Among the entries below, find the lines holding "colorbar" and copy them.

┄┄┄┄┄┄┄┄┄┄┄┄┄┄┄┄┄┄┄┄

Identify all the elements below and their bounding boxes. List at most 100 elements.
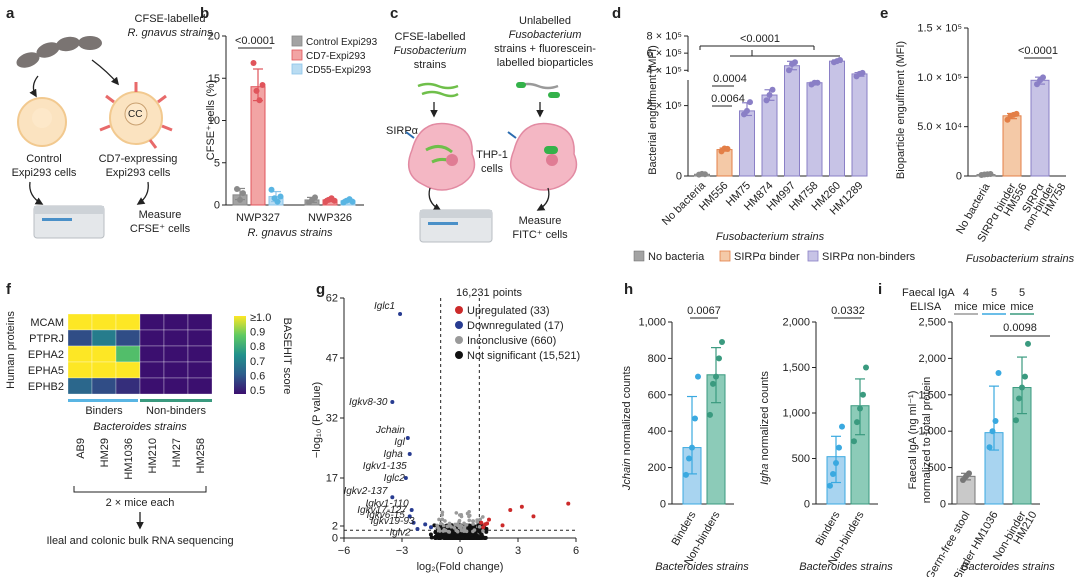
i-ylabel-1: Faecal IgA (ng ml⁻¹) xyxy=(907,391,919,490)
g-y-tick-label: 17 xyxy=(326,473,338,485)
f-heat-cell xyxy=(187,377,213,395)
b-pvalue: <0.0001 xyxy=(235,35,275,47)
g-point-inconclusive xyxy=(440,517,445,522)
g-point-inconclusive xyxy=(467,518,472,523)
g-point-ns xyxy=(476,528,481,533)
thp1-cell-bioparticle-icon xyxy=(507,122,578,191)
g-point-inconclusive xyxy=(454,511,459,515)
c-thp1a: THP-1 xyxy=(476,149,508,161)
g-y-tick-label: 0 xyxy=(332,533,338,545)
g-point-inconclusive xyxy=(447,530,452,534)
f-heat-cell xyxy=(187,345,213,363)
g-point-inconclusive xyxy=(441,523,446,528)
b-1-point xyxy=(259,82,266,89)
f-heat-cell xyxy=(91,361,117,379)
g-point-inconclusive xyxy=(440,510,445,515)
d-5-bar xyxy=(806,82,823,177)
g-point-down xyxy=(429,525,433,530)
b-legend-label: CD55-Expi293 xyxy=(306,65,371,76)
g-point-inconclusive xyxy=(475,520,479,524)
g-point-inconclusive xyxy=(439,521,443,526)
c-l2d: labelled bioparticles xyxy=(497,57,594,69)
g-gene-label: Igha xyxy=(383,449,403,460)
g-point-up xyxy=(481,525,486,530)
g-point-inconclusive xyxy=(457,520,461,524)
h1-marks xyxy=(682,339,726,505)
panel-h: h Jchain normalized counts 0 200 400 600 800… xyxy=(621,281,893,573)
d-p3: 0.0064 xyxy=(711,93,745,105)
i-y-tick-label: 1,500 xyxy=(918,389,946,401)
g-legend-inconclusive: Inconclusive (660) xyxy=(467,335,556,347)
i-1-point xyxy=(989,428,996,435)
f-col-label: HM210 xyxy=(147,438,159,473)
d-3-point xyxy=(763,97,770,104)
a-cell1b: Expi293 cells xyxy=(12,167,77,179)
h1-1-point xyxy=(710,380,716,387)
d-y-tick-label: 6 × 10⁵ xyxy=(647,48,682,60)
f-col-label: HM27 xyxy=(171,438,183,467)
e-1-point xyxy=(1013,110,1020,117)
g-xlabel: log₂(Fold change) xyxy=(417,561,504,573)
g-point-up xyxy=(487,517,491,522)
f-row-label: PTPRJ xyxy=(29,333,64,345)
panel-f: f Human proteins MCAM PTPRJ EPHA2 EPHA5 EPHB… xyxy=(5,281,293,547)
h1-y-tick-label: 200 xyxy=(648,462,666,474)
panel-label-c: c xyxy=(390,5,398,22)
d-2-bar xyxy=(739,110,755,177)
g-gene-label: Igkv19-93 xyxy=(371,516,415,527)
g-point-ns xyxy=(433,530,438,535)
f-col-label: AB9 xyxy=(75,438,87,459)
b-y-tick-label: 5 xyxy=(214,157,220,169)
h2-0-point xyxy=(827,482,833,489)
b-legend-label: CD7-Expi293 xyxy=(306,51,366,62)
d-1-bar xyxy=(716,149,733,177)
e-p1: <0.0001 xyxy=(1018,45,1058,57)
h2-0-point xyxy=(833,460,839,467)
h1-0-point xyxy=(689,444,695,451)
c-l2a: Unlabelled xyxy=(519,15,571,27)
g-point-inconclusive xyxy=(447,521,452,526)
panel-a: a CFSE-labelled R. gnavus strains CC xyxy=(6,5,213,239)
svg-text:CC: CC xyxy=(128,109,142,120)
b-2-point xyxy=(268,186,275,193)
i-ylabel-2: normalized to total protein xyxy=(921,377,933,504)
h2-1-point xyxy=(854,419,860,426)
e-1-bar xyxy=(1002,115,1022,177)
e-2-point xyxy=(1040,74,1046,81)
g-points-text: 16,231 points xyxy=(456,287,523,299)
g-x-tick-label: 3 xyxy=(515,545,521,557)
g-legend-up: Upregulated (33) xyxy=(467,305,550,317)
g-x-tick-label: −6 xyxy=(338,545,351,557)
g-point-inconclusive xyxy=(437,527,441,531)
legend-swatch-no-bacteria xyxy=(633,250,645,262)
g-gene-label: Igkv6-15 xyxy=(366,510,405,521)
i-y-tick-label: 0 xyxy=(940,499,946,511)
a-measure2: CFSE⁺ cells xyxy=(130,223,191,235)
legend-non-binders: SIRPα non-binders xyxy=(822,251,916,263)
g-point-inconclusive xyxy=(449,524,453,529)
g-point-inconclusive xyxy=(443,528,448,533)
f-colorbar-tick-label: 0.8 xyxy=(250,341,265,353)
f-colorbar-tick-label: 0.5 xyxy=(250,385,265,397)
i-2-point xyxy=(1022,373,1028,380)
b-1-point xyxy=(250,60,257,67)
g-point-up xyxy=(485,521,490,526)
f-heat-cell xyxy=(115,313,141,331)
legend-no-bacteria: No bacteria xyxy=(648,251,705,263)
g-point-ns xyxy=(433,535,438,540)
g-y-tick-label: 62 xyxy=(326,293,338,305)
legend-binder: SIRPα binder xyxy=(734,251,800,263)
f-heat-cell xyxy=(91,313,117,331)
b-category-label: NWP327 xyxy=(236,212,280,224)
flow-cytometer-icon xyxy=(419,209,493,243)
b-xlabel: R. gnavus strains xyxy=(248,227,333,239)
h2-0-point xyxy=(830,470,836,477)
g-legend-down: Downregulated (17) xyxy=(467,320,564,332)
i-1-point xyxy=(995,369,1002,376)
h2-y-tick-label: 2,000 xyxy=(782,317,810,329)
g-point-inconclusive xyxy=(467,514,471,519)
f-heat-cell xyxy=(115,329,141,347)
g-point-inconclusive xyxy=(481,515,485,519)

┄┄┄┄┄┄┄┄┄┄┄┄┄┄┄┄┄┄┄┄

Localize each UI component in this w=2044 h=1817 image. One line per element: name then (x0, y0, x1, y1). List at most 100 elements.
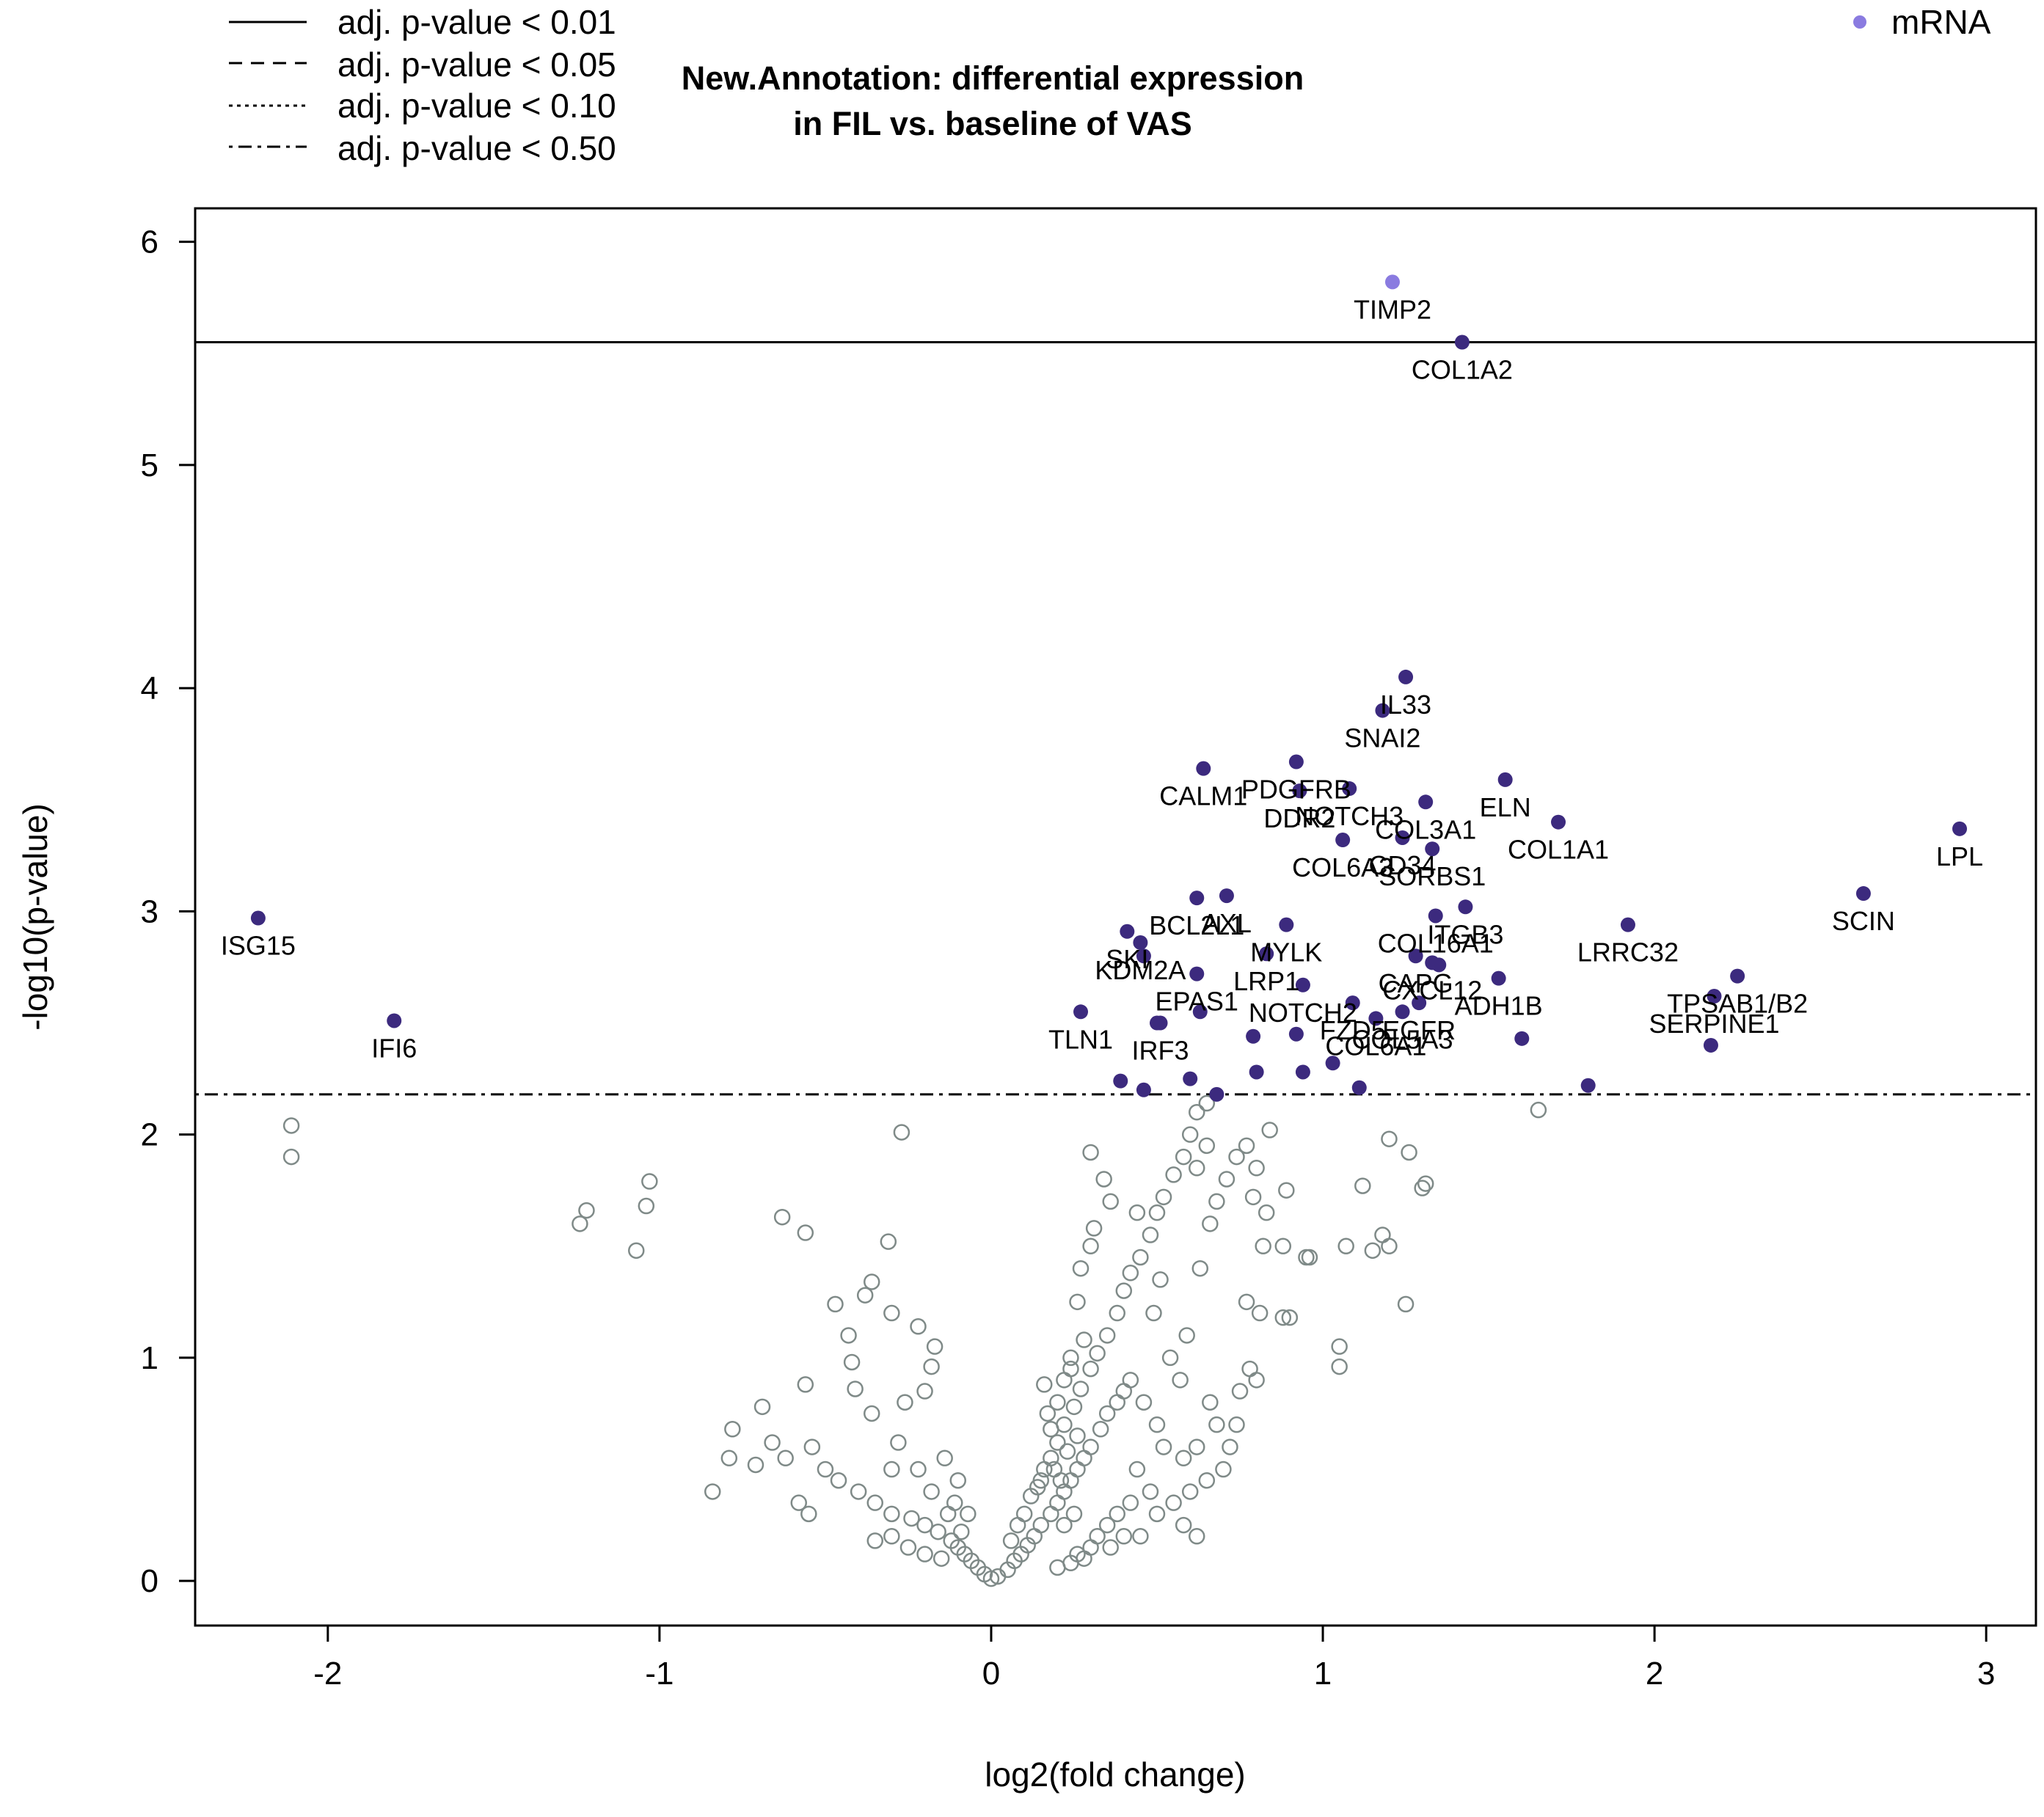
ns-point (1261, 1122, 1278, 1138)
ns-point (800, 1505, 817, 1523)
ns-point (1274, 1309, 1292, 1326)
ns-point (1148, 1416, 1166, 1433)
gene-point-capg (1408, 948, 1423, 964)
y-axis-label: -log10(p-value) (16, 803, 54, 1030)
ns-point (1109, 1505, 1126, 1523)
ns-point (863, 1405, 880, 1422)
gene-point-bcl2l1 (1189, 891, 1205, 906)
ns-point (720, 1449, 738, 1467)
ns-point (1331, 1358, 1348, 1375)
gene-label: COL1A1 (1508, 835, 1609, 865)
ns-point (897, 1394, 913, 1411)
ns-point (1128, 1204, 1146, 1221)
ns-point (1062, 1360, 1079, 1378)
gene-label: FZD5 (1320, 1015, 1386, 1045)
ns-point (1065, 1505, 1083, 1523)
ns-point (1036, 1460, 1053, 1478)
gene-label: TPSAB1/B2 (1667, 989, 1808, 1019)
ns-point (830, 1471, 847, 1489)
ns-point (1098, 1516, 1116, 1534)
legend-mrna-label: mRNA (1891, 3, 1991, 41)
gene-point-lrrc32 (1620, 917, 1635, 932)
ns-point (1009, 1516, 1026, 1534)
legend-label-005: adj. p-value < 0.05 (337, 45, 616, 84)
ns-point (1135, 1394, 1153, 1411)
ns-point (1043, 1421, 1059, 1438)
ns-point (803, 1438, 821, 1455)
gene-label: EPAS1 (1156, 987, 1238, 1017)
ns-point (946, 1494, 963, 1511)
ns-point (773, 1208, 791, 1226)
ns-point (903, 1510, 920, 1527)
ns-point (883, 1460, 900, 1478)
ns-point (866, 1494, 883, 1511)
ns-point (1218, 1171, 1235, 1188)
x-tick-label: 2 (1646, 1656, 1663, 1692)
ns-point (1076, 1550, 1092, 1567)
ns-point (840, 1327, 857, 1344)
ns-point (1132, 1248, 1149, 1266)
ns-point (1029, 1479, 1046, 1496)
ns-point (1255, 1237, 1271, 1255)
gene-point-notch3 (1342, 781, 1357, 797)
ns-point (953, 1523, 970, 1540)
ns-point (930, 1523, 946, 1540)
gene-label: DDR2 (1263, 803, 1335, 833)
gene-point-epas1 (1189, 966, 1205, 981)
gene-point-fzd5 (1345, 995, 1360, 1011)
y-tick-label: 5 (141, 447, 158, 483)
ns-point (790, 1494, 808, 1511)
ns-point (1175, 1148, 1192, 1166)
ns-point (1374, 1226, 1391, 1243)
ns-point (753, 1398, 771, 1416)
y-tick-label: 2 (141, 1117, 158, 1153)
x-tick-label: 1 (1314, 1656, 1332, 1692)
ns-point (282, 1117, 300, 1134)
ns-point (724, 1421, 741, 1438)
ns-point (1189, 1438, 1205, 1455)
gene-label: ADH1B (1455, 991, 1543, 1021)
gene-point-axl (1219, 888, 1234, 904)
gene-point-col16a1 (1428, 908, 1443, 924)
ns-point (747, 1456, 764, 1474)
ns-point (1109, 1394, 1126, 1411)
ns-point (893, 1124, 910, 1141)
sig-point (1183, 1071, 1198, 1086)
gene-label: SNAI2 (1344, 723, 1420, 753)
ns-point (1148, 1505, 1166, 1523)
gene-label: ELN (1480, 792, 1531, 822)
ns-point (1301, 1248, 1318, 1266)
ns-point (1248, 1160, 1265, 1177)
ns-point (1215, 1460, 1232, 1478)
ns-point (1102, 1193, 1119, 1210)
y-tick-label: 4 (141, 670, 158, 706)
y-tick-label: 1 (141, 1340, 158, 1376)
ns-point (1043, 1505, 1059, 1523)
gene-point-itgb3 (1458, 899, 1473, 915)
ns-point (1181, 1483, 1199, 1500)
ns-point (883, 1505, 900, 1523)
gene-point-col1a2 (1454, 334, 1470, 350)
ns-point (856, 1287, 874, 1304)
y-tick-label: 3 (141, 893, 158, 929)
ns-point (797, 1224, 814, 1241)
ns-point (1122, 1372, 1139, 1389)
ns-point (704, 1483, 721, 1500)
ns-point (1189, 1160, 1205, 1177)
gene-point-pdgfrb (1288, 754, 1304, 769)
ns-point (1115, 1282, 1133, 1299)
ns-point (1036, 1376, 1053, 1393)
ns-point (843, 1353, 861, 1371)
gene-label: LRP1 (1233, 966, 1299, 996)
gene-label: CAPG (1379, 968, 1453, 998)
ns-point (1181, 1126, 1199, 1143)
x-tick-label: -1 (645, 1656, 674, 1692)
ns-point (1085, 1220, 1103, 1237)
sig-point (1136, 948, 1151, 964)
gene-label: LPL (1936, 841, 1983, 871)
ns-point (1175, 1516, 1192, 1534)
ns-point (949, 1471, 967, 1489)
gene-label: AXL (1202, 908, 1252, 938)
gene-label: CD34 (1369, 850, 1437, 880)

┄┄┄┄┄┄┄┄┄┄┄┄┄┄┄┄┄┄┄┄

* _Output_:
f-colorbar-tick-label: 0.8 xyxy=(250,341,265,353)
f-colorbar-tick-label: 0.5 xyxy=(250,385,265,397)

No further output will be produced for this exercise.